▸ **Task**
Repeat the full listing, word for word.

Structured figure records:
▬▬▬▬▬▬

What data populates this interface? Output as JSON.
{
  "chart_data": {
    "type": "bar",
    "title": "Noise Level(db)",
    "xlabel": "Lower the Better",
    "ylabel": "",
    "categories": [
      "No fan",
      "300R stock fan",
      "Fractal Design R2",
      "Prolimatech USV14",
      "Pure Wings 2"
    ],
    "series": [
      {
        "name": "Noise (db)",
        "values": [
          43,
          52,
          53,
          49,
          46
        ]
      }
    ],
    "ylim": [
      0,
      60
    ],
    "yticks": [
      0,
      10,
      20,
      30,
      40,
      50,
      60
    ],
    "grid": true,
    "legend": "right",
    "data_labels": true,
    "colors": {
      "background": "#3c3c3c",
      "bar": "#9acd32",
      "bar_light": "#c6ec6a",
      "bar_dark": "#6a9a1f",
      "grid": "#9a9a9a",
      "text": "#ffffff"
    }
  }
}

▬▬▬▬▬▬

▸ **Complete answer**
What data populates this interface? Output as JSON.
{
  "chart_data": {
    "type": "bar",
    "title": "Noise Level(db)",
    "xlabel": "Lower the Better",
    "ylabel": "",
    "categories": [
      "No fan",
      "300R stock fan",
      "Fractal Design R2",
      "Prolimatech USV14",
      "Pure Wings 2"
    ],
    "series": [
      {
        "name": "Noise (db)",
        "values": [
          43,
          52,
          53,
          49,
          46
        ]
      }
    ],
    "ylim": [
      0,
      60
    ],
    "yticks": [
      0,
      10,
      20,
      30,
      40,
      50,
      60
    ],
    "grid": true,
    "legend": "right",
    "data_labels": true,
    "colors": {
      "background": "#3c3c3c",
      "bar": "#9acd32",
      "bar_light": "#c6ec6a",
      "bar_dark": "#6a9a1f",
      "grid": "#9a9a9a",
      "text": "#ffffff"
    }
  }
}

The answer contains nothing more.